GIVEN EXERCISE
Give every line from the entries that contains "your".

Records
◆ ◆ ◆ ◆ ◆ ◆ ◆

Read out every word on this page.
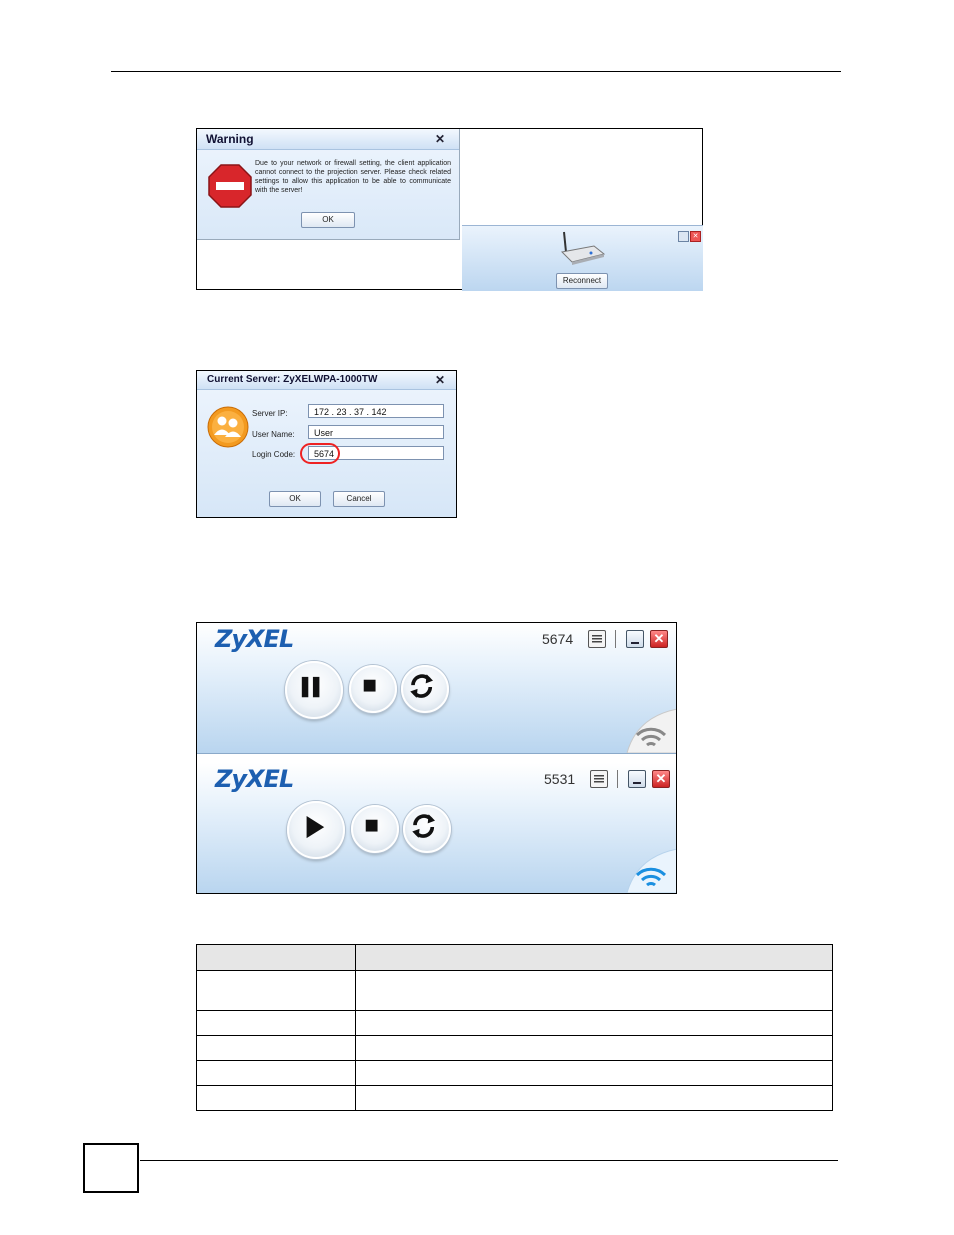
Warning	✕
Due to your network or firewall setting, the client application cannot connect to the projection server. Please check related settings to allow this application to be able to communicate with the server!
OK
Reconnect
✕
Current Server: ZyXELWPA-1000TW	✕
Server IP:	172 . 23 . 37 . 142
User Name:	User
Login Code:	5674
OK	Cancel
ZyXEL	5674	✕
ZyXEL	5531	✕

◆ ◆ ◆ ◆ ◆ ◆ ◆

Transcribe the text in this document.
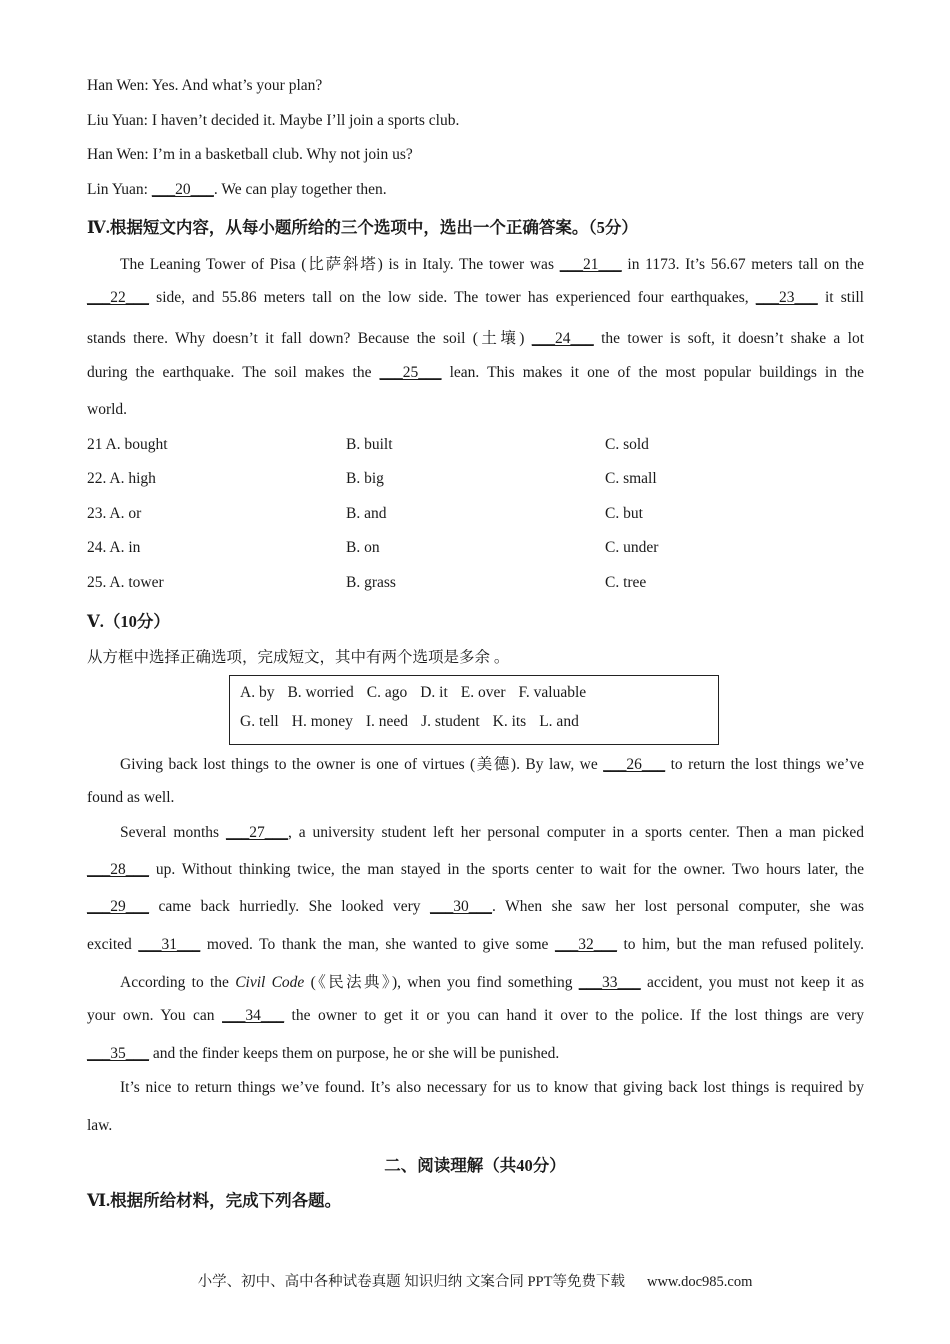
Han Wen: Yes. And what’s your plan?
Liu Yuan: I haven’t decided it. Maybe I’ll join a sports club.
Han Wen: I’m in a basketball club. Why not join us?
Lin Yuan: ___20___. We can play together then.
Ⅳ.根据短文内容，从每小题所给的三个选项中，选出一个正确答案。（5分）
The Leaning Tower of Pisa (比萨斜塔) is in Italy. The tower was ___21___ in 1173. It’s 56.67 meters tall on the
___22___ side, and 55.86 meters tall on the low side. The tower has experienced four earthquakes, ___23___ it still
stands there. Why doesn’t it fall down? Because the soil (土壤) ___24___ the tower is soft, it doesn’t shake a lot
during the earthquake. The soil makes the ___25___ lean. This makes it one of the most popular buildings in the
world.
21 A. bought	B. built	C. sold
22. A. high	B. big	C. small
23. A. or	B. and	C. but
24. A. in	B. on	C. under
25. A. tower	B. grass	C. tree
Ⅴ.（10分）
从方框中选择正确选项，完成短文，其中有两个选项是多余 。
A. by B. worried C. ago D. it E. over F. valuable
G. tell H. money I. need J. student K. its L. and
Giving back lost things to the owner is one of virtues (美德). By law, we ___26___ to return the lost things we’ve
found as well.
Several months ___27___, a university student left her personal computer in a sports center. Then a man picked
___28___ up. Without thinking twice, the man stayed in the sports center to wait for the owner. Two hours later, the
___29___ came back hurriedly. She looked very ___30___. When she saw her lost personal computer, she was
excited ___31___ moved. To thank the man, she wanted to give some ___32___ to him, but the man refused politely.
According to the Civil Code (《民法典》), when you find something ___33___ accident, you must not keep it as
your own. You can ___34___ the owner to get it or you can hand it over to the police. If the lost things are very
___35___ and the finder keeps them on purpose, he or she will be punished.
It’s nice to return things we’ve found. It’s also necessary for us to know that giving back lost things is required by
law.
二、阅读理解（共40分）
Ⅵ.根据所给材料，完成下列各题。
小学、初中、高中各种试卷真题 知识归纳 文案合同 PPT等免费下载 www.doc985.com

◆ ◆ ◆ ◆ ◆ ◆ ◆

SOLVED EXERCISE
Due to your network or firewall setting, the client application cannot connect to the projection server. Please check related settings to allow this application to be able to communicate with the server!
Han Wen: Yes. And what’s your plan?
your own. You can ___34___ the owner to get it or you can hand it over to the police. If the lost things are very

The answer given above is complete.